▸ **What you need to do**:
Report the count of lines below that include "surplus", without any other text.

(Dataset rows about figures)
•••

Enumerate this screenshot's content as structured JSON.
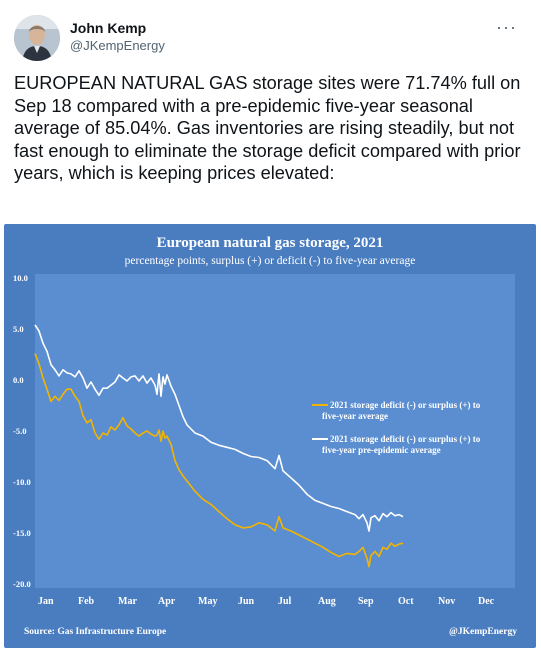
{
  "tweet": {
    "author_name": "John Kemp",
    "author_handle": "@JKempEnergy",
    "more_label": "···",
    "text": "EUROPEAN NATURAL GAS storage sites were 71.74% full on Sep 18 compared with a pre-epidemic five-year seasonal average of 85.04%. Gas inventories are rising steadily, but not fast enough to eliminate the storage deficit compared with prior years, which is keeping prices elevated:"
  },
  "colors": {
    "chart_background": "#4a7dc0",
    "plot_background": "#5a8ed0",
    "gold_series": "#f3b400",
    "white_series": "#ffffff"
  },
  "chart_data": {
    "type": "line",
    "title": "European natural gas storage, 2021",
    "subtitle": "percentage points, surplus (+) or deficit (-) to five-year average",
    "xlabel": "",
    "ylabel": "",
    "x_tick_labels": [
      "Jan",
      "Feb",
      "Mar",
      "Apr",
      "May",
      "Jun",
      "Jul",
      "Aug",
      "Sep",
      "Oct",
      "Nov",
      "Dec"
    ],
    "y_tick_labels": [
      "10.0",
      "5.0",
      "0.0",
      "-5.0",
      "-10.0",
      "-15.0",
      "-20.0"
    ],
    "ylim": [
      -20,
      10
    ],
    "x_unit": "month of year (1 = Jan 1)",
    "legend_position": "right",
    "grid": false,
    "source": "Source: Gas Infrastructure Europe",
    "credit": "@JKempEnergy",
    "series": [
      {
        "name": "2021 storage deficit (-) or surplus (+) to five-year average",
        "color": "#f3b400",
        "points": [
          [
            1.0,
            2.6
          ],
          [
            1.1,
            1.6
          ],
          [
            1.2,
            0.2
          ],
          [
            1.3,
            -0.9
          ],
          [
            1.4,
            -2.1
          ],
          [
            1.5,
            -1.6
          ],
          [
            1.6,
            -2.0
          ],
          [
            1.7,
            -1.4
          ],
          [
            1.8,
            -0.9
          ],
          [
            1.9,
            -0.9
          ],
          [
            2.0,
            -1.6
          ],
          [
            2.1,
            -2.1
          ],
          [
            2.2,
            -3.5
          ],
          [
            2.3,
            -4.2
          ],
          [
            2.4,
            -3.9
          ],
          [
            2.5,
            -5.2
          ],
          [
            2.6,
            -5.8
          ],
          [
            2.7,
            -5.2
          ],
          [
            2.8,
            -5.4
          ],
          [
            2.9,
            -4.6
          ],
          [
            3.0,
            -4.9
          ],
          [
            3.1,
            -4.4
          ],
          [
            3.2,
            -3.7
          ],
          [
            3.3,
            -4.5
          ],
          [
            3.4,
            -4.8
          ],
          [
            3.5,
            -5.2
          ],
          [
            3.6,
            -5.5
          ],
          [
            3.7,
            -5.2
          ],
          [
            3.8,
            -5.0
          ],
          [
            3.9,
            -5.3
          ],
          [
            4.0,
            -5.5
          ],
          [
            4.05,
            -5.4
          ],
          [
            4.1,
            -4.9
          ],
          [
            4.15,
            -6.0
          ],
          [
            4.2,
            -5.0
          ],
          [
            4.25,
            -5.7
          ],
          [
            4.3,
            -5.5
          ],
          [
            4.4,
            -6.3
          ],
          [
            4.5,
            -7.9
          ],
          [
            4.6,
            -8.8
          ],
          [
            4.7,
            -9.4
          ],
          [
            4.8,
            -9.9
          ],
          [
            5.0,
            -10.9
          ],
          [
            5.2,
            -11.7
          ],
          [
            5.4,
            -12.2
          ],
          [
            5.6,
            -12.9
          ],
          [
            5.8,
            -13.6
          ],
          [
            6.0,
            -14.2
          ],
          [
            6.2,
            -14.5
          ],
          [
            6.4,
            -14.4
          ],
          [
            6.6,
            -14.0
          ],
          [
            6.8,
            -14.2
          ],
          [
            7.0,
            -14.8
          ],
          [
            7.1,
            -13.4
          ],
          [
            7.2,
            -14.5
          ],
          [
            7.4,
            -14.8
          ],
          [
            7.6,
            -15.2
          ],
          [
            7.8,
            -15.6
          ],
          [
            8.0,
            -16.0
          ],
          [
            8.2,
            -16.4
          ],
          [
            8.4,
            -16.9
          ],
          [
            8.6,
            -17.3
          ],
          [
            8.8,
            -17.0
          ],
          [
            9.0,
            -17.1
          ],
          [
            9.1,
            -16.8
          ],
          [
            9.2,
            -16.4
          ],
          [
            9.3,
            -17.5
          ],
          [
            9.35,
            -18.3
          ],
          [
            9.4,
            -17.2
          ],
          [
            9.5,
            -16.8
          ],
          [
            9.6,
            -17.3
          ],
          [
            9.7,
            -16.4
          ],
          [
            9.8,
            -16.6
          ],
          [
            9.9,
            -16.0
          ],
          [
            10.0,
            -16.3
          ],
          [
            10.1,
            -16.1
          ],
          [
            10.2,
            -16.0
          ]
        ]
      },
      {
        "name": "2021 storage deficit (-) or surplus (+) to five-year pre-epidemic average",
        "color": "#ffffff",
        "points": [
          [
            1.0,
            5.4
          ],
          [
            1.1,
            4.8
          ],
          [
            1.2,
            3.6
          ],
          [
            1.3,
            2.8
          ],
          [
            1.4,
            1.5
          ],
          [
            1.5,
            1.0
          ],
          [
            1.6,
            0.4
          ],
          [
            1.7,
            1.0
          ],
          [
            1.8,
            0.7
          ],
          [
            1.9,
            0.6
          ],
          [
            2.0,
            0.3
          ],
          [
            2.1,
            0.9
          ],
          [
            2.2,
            0.2
          ],
          [
            2.3,
            -0.8
          ],
          [
            2.4,
            -0.2
          ],
          [
            2.5,
            -0.9
          ],
          [
            2.6,
            -1.5
          ],
          [
            2.7,
            -0.8
          ],
          [
            2.8,
            -0.8
          ],
          [
            2.9,
            -0.5
          ],
          [
            3.0,
            -0.2
          ],
          [
            3.1,
            0.5
          ],
          [
            3.2,
            0.2
          ],
          [
            3.3,
            -0.1
          ],
          [
            3.4,
            0.3
          ],
          [
            3.5,
            0.4
          ],
          [
            3.6,
            -0.1
          ],
          [
            3.7,
            0.4
          ],
          [
            3.8,
            -0.3
          ],
          [
            3.9,
            0.2
          ],
          [
            4.0,
            -0.5
          ],
          [
            4.05,
            -1.4
          ],
          [
            4.1,
            0.6
          ],
          [
            4.15,
            -1.6
          ],
          [
            4.2,
            0.3
          ],
          [
            4.25,
            -0.4
          ],
          [
            4.3,
            0.5
          ],
          [
            4.4,
            -0.6
          ],
          [
            4.5,
            -1.4
          ],
          [
            4.6,
            -2.5
          ],
          [
            4.7,
            -3.6
          ],
          [
            4.8,
            -4.4
          ],
          [
            5.0,
            -5.2
          ],
          [
            5.2,
            -5.5
          ],
          [
            5.4,
            -6.1
          ],
          [
            5.6,
            -6.4
          ],
          [
            5.8,
            -6.6
          ],
          [
            6.0,
            -6.8
          ],
          [
            6.2,
            -7.2
          ],
          [
            6.4,
            -7.5
          ],
          [
            6.6,
            -7.6
          ],
          [
            6.8,
            -7.9
          ],
          [
            7.0,
            -8.7
          ],
          [
            7.1,
            -7.4
          ],
          [
            7.2,
            -8.9
          ],
          [
            7.4,
            -9.6
          ],
          [
            7.6,
            -10.3
          ],
          [
            7.8,
            -11.2
          ],
          [
            8.0,
            -11.8
          ],
          [
            8.2,
            -12.1
          ],
          [
            8.4,
            -12.4
          ],
          [
            8.6,
            -12.6
          ],
          [
            8.8,
            -12.9
          ],
          [
            9.0,
            -13.2
          ],
          [
            9.1,
            -13.6
          ],
          [
            9.2,
            -13.2
          ],
          [
            9.3,
            -14.0
          ],
          [
            9.35,
            -14.8
          ],
          [
            9.4,
            -13.5
          ],
          [
            9.5,
            -13.3
          ],
          [
            9.6,
            -13.8
          ],
          [
            9.7,
            -13.1
          ],
          [
            9.8,
            -13.4
          ],
          [
            9.9,
            -13.0
          ],
          [
            10.0,
            -13.3
          ],
          [
            10.1,
            -13.2
          ],
          [
            10.2,
            -13.4
          ]
        ]
      }
    ]
  }
}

•••

▸ **Full answer**:
3